── Metin bölümü

Ödemiş'teki direniş panelde anlatıldı

Ödemiş'in düşman işgalinden kurtuluşunun 99. yılı kapsamında Ödemiş Belediyesi'nin organizasyonuyla 125. Yıl Kültürpark'ta Ödemiş'te Milli Mücadele...

Ödemiş’in düşman işgalinden kurtuluşunun 99. yılı kapsamında Ödemiş Belediyesi’nin organizasyonuyla 125. Yıl Kültürpark’ta Ödemiş’te Milli Mücadele adlı panel düzenlendi. Adnan Menderes Üniversitesi Fen Edebiyat Fakültesi Tarih Bölümü Öğretim Üyesi Günver Güneş, çok önemli bilgileri panele katılanlarla paylaştı.

Güneş, “Yunanlılar tarafından işgal edilmesi, direnmeye kararlı olanlar arasında bu süreci hızlandırdı. Yunan askeri birliklerine karşı ilk Kuvayı Milliye direniş örgütünün Ödemiş’te kurulması da bu süreçte yaşandı. Ödemiş’te bu örgütün kurulması için yapılan çalışmalar kimi zaman duraksamış, ikircikli durumlar yaşanmış ancak Yunan İşgali sınıra dayandığında tekrar canlanmıştı. 15 Mayıs 1919’da İzmir’in Yunanlılar tarafından işgali sonrası Batı Anadolu’da doğrudan doğruya halk örgütlenmesiyle oluşan Kuvayı Milliye içinde en etkili yerlerden biri Ödemiş idi. Ödemiş’teki örgütlenme, Kuvayı Milliye için önemli bir model oluşturmuştur.

────
── İşlenecek veriler

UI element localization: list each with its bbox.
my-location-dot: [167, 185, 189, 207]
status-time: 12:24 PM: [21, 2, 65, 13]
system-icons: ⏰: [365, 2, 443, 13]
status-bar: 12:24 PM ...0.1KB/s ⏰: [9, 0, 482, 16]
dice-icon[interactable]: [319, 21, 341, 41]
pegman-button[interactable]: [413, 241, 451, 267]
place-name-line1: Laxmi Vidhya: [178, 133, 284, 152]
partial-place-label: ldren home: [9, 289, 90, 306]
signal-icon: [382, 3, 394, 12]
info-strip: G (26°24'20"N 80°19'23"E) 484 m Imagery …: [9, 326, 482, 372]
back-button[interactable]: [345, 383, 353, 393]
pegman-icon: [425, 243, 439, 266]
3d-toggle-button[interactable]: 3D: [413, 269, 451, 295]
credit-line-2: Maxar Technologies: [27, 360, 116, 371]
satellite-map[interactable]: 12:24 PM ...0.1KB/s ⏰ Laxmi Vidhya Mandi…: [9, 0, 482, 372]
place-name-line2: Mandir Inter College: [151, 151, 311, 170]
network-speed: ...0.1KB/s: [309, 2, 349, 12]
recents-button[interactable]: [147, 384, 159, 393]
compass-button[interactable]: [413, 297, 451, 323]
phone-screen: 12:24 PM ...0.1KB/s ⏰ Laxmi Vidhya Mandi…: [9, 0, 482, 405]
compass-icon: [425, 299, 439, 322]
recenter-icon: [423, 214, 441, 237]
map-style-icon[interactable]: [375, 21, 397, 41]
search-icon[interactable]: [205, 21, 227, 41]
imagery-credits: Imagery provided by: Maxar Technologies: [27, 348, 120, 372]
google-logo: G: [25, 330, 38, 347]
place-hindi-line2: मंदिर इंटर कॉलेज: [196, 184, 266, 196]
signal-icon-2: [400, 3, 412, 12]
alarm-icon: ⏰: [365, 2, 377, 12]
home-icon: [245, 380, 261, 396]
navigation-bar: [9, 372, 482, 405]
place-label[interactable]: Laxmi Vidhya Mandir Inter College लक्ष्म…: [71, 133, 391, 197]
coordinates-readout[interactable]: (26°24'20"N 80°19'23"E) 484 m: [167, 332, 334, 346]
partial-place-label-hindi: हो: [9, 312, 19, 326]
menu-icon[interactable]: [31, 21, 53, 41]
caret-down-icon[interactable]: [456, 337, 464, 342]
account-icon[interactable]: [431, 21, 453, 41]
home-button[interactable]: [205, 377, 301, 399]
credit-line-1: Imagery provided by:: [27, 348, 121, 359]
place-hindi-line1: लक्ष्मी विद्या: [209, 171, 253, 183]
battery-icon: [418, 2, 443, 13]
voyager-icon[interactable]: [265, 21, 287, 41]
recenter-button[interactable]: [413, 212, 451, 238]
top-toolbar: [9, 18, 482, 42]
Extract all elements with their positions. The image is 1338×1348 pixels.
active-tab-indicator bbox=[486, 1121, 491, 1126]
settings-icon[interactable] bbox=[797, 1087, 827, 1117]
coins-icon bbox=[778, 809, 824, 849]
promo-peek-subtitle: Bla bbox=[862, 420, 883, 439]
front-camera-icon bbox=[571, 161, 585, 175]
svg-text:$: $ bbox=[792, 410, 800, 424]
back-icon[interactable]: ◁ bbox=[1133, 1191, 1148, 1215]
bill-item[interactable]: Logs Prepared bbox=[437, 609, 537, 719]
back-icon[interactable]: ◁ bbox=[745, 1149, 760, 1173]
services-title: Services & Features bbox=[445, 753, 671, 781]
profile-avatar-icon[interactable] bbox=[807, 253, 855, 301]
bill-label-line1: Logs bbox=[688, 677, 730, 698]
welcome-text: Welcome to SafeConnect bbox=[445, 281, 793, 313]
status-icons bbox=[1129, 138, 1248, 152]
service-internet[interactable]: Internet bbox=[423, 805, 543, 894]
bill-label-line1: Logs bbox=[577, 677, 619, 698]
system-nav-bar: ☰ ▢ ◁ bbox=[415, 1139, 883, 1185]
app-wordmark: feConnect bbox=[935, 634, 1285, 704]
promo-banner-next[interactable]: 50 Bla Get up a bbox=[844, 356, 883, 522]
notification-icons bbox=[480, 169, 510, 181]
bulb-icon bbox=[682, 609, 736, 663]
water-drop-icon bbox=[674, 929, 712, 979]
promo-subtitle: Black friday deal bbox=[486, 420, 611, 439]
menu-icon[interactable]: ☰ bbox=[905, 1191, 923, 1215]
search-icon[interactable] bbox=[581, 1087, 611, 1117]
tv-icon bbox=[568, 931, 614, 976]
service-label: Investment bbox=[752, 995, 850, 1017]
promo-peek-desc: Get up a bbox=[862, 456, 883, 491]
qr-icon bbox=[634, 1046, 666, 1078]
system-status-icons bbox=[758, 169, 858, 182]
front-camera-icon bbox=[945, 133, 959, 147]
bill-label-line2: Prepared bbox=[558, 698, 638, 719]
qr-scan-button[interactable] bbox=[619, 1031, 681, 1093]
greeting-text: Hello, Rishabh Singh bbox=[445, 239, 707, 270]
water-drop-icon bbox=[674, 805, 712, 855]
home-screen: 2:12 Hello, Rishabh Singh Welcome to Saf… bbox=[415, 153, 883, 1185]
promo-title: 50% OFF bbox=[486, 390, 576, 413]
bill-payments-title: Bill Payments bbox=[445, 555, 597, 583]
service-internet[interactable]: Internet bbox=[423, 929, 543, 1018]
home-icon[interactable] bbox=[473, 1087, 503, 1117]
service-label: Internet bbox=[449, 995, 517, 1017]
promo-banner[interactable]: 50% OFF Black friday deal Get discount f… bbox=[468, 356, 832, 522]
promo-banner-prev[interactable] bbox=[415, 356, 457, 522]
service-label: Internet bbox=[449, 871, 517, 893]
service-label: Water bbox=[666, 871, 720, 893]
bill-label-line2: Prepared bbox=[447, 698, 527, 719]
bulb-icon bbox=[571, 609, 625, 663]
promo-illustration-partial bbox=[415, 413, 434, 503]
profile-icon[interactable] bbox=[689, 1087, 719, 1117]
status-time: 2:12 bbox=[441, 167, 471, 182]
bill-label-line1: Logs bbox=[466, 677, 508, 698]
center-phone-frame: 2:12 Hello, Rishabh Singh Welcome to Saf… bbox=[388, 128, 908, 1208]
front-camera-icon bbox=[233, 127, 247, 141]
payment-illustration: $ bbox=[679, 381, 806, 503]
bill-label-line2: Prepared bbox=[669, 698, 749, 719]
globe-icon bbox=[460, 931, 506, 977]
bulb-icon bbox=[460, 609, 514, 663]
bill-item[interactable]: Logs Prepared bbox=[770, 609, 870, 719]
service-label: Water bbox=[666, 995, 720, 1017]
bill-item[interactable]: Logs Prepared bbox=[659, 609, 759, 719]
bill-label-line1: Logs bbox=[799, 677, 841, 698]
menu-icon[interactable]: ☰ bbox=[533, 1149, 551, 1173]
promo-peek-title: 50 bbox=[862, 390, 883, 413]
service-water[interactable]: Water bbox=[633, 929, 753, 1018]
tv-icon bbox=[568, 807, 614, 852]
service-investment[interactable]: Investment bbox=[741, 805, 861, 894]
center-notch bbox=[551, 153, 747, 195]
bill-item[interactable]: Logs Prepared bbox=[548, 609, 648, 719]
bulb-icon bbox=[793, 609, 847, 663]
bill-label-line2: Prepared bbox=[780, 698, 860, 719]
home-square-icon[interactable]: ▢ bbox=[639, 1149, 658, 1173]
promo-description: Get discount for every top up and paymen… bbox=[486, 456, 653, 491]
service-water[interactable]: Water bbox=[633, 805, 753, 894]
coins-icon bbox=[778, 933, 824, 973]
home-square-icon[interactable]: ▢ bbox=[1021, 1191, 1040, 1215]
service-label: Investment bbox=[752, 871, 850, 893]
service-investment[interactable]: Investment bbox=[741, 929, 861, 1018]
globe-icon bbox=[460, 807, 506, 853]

────

▸ Alıştırma görevleri:
1. Ödemiş'teki panelle ilgili metinde "Ödemiş'in düşman işgalinden" ile başlayıp "panele katılanlarla paylaştı." ile biten bölümü, "Adnan Menderes Üniversitesi" ifadesini "Ege Üniversitesi" ile değiştirerek yeniden yazın.
2. Listenin başından "3d-toggle-button[interactable]: 3D: [413, 269, 451, 295]" ifadesini içeren satıra kadar uzanan bölümü, bu satır da dahil olmak üzere, aynen yazın.
Metin ile liste birbirinden tamamen bağımsızdır.

▸ Çözülmüş görevler:
1.
Ödemiş'in düşman işgalinden kurtuluşunun 99. yılı kapsamında Ödemiş Belediyesi'nin organizasyonuyla 125. Yıl Kültürpark'ta Ödemiş'te Milli Mücadele...

Ödemiş’in düşman işgalinden kurtuluşunun 99. yılı kapsamında Ödemiş Belediyesi’nin organizasyonuyla 125. Yıl Kültürpark’ta Ödemiş’te Milli Mücadele adlı panel düzenlendi. Ege Üniversitesi Fen Edebiyat Fakültesi Tarih Bölümü Öğretim Üyesi Günver Güneş, çok önemli bilgileri panele katılanlarla paylaştı.

2.
UI element localization: list each with its bbox.
my-location-dot: [167, 185, 189, 207]
status-time: 12:24 PM: [21, 2, 65, 13]
system-icons: ⏰: [365, 2, 443, 13]
status-bar: 12:24 PM ...0.1KB/s ⏰: [9, 0, 482, 16]
dice-icon[interactable]: [319, 21, 341, 41]
pegman-button[interactable]: [413, 241, 451, 267]
place-name-line1: Laxmi Vidhya: [178, 133, 284, 152]
partial-place-label: ldren home: [9, 289, 90, 306]
signal-icon: [382, 3, 394, 12]
info-strip: G (26°24'20"N 80°19'23"E) 484 m Imagery …: [9, 326, 482, 372]
back-button[interactable]: [345, 383, 353, 393]
pegman-icon: [425, 243, 439, 266]
3d-toggle-button[interactable]: 3D: [413, 269, 451, 295]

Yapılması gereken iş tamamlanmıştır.